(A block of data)
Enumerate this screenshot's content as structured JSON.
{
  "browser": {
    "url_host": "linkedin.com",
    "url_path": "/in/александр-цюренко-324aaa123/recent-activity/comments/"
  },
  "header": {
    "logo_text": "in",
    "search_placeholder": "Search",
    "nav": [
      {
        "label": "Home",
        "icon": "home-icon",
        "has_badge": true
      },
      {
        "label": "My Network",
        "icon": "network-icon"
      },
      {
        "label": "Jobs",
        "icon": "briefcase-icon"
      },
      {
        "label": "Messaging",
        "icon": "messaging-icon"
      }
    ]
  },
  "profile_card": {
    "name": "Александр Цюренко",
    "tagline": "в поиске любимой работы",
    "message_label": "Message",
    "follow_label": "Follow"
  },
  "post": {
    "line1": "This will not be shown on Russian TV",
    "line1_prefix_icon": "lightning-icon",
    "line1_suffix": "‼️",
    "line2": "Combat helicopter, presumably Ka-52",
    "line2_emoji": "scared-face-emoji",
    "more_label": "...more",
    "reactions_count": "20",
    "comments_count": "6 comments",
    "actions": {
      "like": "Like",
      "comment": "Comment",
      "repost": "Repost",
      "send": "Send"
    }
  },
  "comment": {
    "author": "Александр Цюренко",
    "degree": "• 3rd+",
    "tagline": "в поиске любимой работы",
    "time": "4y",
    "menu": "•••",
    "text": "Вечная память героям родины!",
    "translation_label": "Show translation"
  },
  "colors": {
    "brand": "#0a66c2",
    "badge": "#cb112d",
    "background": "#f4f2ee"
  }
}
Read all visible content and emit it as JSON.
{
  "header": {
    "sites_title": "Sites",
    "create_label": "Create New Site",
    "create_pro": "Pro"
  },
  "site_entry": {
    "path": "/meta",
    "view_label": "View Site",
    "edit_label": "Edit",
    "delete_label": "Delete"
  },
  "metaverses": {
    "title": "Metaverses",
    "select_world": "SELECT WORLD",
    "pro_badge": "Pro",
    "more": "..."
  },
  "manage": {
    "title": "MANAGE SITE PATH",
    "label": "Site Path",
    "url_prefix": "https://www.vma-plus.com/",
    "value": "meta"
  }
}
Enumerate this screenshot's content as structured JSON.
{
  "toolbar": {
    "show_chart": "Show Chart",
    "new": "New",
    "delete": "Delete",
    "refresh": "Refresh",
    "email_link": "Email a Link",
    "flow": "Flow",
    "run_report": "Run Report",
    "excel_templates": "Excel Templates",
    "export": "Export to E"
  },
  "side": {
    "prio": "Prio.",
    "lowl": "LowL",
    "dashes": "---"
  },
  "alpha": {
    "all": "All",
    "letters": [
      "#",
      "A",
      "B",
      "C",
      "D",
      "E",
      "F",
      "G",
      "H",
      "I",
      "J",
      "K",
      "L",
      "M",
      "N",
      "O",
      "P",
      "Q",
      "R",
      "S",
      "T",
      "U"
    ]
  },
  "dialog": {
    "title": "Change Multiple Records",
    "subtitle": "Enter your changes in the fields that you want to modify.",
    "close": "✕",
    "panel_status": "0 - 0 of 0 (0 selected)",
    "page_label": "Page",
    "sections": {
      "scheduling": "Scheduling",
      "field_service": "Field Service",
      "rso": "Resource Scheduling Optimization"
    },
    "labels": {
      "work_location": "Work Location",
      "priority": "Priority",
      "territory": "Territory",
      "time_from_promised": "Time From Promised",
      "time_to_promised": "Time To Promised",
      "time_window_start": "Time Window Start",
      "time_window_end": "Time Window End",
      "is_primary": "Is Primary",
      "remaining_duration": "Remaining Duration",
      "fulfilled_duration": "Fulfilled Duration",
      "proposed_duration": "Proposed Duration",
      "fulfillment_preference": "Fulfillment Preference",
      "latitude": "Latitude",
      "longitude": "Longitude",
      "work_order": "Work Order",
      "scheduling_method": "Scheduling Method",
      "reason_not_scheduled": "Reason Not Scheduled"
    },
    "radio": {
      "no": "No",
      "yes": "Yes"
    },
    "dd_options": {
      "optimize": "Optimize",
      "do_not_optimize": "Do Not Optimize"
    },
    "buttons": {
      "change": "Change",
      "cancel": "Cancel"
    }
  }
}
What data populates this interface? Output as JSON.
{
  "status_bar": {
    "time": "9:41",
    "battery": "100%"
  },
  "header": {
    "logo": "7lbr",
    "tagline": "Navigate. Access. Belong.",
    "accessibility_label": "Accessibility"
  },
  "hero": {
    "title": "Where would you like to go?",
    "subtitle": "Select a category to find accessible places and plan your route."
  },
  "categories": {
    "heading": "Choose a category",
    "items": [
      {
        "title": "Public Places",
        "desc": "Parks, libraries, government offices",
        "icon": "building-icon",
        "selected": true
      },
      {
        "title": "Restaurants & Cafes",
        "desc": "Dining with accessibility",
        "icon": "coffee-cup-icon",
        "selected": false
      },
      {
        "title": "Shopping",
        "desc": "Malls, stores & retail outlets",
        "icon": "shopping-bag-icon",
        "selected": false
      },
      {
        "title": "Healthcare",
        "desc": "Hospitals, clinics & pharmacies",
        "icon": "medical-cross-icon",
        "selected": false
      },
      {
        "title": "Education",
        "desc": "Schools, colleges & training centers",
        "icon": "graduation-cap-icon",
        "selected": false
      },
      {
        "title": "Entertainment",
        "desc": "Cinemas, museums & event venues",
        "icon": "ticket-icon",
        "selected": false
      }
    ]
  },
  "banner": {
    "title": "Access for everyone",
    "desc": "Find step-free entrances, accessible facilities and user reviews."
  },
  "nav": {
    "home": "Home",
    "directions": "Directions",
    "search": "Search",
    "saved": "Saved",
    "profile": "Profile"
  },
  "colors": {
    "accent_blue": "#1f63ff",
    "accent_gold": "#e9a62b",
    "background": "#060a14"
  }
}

**TASK DETAILS:** Return the material exactly as it stands.

**PROBLEM SOLUTION:**
Enumerate this screenshot's content as structured JSON.
{
  "browser": {
    "url_host": "linkedin.com",
    "url_path": "/in/александр-цюренко-324aaa123/recent-activity/comments/"
  },
  "header": {
    "logo_text": "in",
    "search_placeholder": "Search",
    "nav": [
      {
        "label": "Home",
        "icon": "home-icon",
        "has_badge": true
      },
      {
        "label": "My Network",
        "icon": "network-icon"
      },
      {
        "label": "Jobs",
        "icon": "briefcase-icon"
      },
      {
        "label": "Messaging",
        "icon": "messaging-icon"
      }
    ]
  },
  "profile_card": {
    "name": "Александр Цюренко",
    "tagline": "в поиске любимой работы",
    "message_label": "Message",
    "follow_label": "Follow"
  },
  "post": {
    "line1": "This will not be shown on Russian TV",
    "line1_prefix_icon": "lightning-icon",
    "line1_suffix": "‼️",
    "line2": "Combat helicopter, presumably Ka-52",
    "line2_emoji": "scared-face-emoji",
    "more_label": "...more",
    "reactions_count": "20",
    "comments_count": "6 comments",
    "actions": {
      "like": "Like",
      "comment": "Comment",
      "repost": "Repost",
      "send": "Send"
    }
  },
  "comment": {
    "author": "Александр Цюренко",
    "degree": "• 3rd+",
    "tagline": "в поиске любимой работы",
    "time": "4y",
    "menu": "•••",
    "text": "Вечная память героям родины!",
    "translation_label": "Show translation"
  },
  "colors": {
    "brand": "#0a66c2",
    "badge": "#cb112d",
    "background": "#f4f2ee"
  }
}
Read all visible content and emit it as JSON.
{
  "header": {
    "sites_title": "Sites",
    "create_label": "Create New Site",
    "create_pro": "Pro"
  },
  "site_entry": {
    "path": "/meta",
    "view_label": "View Site",
    "edit_label": "Edit",
    "delete_label": "Delete"
  },
  "metaverses": {
    "title": "Metaverses",
    "select_world": "SELECT WORLD",
    "pro_badge": "Pro",
    "more": "..."
  },
  "manage": {
    "title": "MANAGE SITE PATH",
    "label": "Site Path",
    "url_prefix": "https://www.vma-plus.com/",
    "value": "meta"
  }
}
Enumerate this screenshot's content as structured JSON.
{
  "toolbar": {
    "show_chart": "Show Chart",
    "new": "New",
    "delete": "Delete",
    "refresh": "Refresh",
    "email_link": "Email a Link",
    "flow": "Flow",
    "run_report": "Run Report",
    "excel_templates": "Excel Templates",
    "export": "Export to E"
  },
  "side": {
    "prio": "Prio.",
    "lowl": "LowL",
    "dashes": "---"
  },
  "alpha": {
    "all": "All",
    "letters": [
      "#",
      "A",
      "B",
      "C",
      "D",
      "E",
      "F",
      "G",
      "H",
      "I",
      "J",
      "K",
      "L",
      "M",
      "N",
      "O",
      "P",
      "Q",
      "R",
      "S",
      "T",
      "U"
    ]
  },
  "dialog": {
    "title": "Change Multiple Records",
    "subtitle": "Enter your changes in the fields that you want to modify.",
    "close": "✕",
    "panel_status": "0 - 0 of 0 (0 selected)",
    "page_label": "Page",
    "sections": {
      "scheduling": "Scheduling",
      "field_service": "Field Service",
      "rso": "Resource Scheduling Optimization"
    },
    "labels": {
      "work_location": "Work Location",
      "priority": "Priority",
      "territory": "Territory",
      "time_from_promised": "Time From Promised",
      "time_to_promised": "Time To Promised",
      "time_window_start": "Time Window Start",
      "time_window_end": "Time Window End",
      "is_primary": "Is Primary",
      "remaining_duration": "Remaining Duration",
      "fulfilled_duration": "Fulfilled Duration",
      "proposed_duration": "Proposed Duration",
      "fulfillment_preference": "Fulfillment Preference",
      "latitude": "Latitude",
      "longitude": "Longitude",
      "work_order": "Work Order",
      "scheduling_method": "Scheduling Method",
      "reason_not_scheduled": "Reason Not Scheduled"
    },
    "radio": {
      "no": "No",
      "yes": "Yes"
    },
    "dd_options": {
      "optimize": "Optimize",
      "do_not_optimize": "Do Not Optimize"
    },
    "buttons": {
      "change": "Change",
      "cancel": "Cancel"
    }
  }
}
What data populates this interface? Output as JSON.
{
  "status_bar": {
    "time": "9:41",
    "battery": "100%"
  },
  "header": {
    "logo": "7lbr",
    "tagline": "Navigate. Access. Belong.",
    "accessibility_label": "Accessibility"
  },
  "hero": {
    "title": "Where would you like to go?",
    "subtitle": "Select a category to find accessible places and plan your route."
  },
  "categories": {
    "heading": "Choose a category",
    "items": [
      {
        "title": "Public Places",
        "desc": "Parks, libraries, government offices",
        "icon": "building-icon",
        "selected": true
      },
      {
        "title": "Restaurants & Cafes",
        "desc": "Dining with accessibility",
        "icon": "coffee-cup-icon",
        "selected": false
      },
      {
        "title": "Shopping",
        "desc": "Malls, stores & retail outlets",
        "icon": "shopping-bag-icon",
        "selected": false
      },
      {
        "title": "Healthcare",
        "desc": "Hospitals, clinics & pharmacies",
        "icon": "medical-cross-icon",
        "selected": false
      },
      {
        "title": "Education",
        "desc": "Schools, colleges & training centers",
        "icon": "graduation-cap-icon",
        "selected": false
      },
      {
        "title": "Entertainment",
        "desc": "Cinemas, museums & event venues",
        "icon": "ticket-icon",
        "selected": false
      }
    ]
  },
  "banner": {
    "title": "Access for everyone",
    "desc": "Find step-free entrances, accessible facilities and user reviews."
  },
  "nav": {
    "home": "Home",
    "directions": "Directions",
    "search": "Search",
    "saved": "Saved",
    "profile": "Profile"
  },
  "colors": {
    "accent_blue": "#1f63ff",
    "accent_gold": "#e9a62b",
    "background": "#060a14"
  }
}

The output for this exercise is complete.